Objective - Can you find the lines of the listing that include "WIfi" and copy every one?

# start of Data for this task

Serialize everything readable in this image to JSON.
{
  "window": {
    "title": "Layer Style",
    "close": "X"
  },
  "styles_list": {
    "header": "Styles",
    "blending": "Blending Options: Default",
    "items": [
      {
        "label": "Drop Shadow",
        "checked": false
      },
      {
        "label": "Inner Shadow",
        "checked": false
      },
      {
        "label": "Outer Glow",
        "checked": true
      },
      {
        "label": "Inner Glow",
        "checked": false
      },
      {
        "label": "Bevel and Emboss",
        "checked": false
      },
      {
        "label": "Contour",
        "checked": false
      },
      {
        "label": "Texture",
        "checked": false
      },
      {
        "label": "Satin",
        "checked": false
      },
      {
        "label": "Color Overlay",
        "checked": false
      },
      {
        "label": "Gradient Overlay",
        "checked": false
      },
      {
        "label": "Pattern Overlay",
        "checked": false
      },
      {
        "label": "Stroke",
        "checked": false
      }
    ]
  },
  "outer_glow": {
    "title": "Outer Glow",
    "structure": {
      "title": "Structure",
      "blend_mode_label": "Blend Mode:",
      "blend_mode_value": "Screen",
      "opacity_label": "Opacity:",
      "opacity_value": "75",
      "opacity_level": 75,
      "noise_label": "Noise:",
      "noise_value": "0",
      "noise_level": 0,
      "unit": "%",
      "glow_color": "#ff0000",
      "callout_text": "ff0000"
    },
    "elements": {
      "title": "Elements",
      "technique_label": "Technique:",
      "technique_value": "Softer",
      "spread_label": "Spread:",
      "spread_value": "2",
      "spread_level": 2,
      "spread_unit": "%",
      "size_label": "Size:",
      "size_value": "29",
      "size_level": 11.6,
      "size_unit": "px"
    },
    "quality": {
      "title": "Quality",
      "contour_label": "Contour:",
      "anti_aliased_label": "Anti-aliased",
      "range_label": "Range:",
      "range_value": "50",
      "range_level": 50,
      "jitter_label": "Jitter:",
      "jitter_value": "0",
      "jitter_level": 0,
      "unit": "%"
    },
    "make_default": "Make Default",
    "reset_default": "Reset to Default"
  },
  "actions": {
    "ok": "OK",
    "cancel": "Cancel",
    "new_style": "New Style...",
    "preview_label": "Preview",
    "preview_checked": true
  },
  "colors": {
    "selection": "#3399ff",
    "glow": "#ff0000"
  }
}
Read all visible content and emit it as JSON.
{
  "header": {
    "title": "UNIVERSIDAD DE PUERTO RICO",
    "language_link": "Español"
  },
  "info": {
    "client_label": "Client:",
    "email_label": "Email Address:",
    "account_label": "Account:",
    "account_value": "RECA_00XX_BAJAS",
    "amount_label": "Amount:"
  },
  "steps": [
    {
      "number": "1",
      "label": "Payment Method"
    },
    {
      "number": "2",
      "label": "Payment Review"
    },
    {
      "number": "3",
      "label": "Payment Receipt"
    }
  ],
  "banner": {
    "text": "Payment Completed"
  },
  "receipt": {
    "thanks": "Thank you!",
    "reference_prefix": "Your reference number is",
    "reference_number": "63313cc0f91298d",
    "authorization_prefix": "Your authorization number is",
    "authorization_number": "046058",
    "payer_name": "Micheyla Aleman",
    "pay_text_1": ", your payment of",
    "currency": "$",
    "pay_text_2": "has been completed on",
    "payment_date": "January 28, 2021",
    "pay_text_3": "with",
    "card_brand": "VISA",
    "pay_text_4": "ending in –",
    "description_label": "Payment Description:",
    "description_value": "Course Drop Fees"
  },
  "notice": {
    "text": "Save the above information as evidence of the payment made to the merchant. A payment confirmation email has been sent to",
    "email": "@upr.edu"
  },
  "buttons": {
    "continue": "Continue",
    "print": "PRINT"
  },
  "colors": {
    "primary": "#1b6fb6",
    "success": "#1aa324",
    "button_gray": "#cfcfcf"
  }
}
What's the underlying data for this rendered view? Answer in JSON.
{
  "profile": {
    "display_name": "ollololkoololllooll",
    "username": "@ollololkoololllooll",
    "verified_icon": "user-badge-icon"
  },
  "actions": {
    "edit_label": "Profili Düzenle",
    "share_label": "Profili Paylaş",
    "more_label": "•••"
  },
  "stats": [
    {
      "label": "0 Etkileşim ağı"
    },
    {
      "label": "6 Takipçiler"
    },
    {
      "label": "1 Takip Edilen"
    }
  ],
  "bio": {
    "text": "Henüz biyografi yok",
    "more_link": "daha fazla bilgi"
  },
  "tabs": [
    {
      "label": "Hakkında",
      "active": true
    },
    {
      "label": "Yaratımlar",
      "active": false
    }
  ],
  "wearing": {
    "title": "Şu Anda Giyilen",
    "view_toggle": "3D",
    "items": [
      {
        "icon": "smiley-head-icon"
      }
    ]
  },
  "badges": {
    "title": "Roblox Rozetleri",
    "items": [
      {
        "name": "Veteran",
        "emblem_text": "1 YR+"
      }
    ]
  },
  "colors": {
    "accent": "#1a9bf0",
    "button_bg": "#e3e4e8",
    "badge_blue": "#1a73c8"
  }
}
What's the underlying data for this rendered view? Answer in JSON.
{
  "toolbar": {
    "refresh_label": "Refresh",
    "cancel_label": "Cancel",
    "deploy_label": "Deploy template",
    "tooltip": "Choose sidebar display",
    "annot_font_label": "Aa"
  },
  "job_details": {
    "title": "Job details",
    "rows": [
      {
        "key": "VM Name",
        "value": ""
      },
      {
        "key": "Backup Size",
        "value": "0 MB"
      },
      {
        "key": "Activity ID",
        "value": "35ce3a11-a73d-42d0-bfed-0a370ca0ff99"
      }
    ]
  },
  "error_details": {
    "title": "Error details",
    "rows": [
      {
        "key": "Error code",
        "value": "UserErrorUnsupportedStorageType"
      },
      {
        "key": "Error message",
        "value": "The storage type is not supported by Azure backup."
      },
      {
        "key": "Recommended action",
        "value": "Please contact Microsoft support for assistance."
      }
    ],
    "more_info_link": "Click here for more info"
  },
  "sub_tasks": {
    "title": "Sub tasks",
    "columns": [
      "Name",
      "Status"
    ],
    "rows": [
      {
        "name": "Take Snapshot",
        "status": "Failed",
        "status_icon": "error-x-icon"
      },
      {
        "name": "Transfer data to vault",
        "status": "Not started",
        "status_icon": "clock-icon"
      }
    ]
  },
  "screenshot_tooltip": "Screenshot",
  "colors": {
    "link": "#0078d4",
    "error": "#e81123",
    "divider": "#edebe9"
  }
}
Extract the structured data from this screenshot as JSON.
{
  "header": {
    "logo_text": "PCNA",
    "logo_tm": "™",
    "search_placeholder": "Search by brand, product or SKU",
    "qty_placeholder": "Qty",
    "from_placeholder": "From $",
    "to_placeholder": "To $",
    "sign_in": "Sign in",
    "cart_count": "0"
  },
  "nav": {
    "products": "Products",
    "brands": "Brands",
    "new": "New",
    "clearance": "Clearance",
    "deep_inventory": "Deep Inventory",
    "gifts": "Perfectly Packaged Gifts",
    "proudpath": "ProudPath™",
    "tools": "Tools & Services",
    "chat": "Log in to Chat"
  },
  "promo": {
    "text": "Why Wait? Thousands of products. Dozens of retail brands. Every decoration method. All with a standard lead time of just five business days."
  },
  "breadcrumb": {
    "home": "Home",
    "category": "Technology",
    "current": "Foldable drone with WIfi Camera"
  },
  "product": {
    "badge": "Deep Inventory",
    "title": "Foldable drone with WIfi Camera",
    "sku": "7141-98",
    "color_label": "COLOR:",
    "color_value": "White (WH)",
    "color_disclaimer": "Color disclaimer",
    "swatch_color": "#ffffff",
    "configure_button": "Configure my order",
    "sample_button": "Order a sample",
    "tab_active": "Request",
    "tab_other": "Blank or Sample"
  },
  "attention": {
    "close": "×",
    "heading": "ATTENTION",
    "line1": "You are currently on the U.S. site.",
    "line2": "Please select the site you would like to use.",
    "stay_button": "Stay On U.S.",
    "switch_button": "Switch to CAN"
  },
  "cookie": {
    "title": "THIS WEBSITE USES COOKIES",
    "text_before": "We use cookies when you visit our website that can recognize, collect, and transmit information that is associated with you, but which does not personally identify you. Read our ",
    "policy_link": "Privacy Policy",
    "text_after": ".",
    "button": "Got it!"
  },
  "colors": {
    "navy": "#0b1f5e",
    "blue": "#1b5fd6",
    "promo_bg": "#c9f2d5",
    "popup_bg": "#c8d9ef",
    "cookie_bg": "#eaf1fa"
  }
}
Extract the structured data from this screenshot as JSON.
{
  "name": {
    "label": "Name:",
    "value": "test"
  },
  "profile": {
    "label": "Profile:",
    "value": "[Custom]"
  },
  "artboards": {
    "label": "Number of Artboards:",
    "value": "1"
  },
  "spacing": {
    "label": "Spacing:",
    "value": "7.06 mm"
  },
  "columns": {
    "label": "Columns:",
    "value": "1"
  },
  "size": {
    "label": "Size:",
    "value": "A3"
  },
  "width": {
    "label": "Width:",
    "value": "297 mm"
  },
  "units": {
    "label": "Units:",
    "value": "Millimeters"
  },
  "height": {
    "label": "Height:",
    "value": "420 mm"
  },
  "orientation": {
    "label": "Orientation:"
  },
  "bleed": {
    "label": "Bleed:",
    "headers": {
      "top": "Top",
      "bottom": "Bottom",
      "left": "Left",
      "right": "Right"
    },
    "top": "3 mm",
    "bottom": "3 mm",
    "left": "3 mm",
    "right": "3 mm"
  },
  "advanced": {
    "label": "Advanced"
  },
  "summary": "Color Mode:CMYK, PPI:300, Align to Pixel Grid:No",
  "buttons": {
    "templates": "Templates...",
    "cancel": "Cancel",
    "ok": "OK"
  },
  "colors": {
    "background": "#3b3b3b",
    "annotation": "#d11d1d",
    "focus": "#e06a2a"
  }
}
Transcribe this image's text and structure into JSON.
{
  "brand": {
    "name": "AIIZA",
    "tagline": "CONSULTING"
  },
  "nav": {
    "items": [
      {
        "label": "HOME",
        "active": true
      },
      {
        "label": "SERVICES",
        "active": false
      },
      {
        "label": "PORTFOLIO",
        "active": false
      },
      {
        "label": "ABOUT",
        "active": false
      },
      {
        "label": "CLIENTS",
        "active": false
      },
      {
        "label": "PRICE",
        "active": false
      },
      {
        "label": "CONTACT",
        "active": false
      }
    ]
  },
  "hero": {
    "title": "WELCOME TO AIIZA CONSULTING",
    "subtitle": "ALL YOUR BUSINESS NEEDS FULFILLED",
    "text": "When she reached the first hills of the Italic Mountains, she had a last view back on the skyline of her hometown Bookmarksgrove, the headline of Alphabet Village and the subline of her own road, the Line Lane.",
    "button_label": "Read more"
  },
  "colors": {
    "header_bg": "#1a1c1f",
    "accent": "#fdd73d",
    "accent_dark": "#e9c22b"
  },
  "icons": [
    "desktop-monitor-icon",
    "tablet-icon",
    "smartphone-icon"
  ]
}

# end of Data for this task

Result -
    "current": "Foldable drone with WIfi Camera"
    "title": "Foldable drone with WIfi Camera",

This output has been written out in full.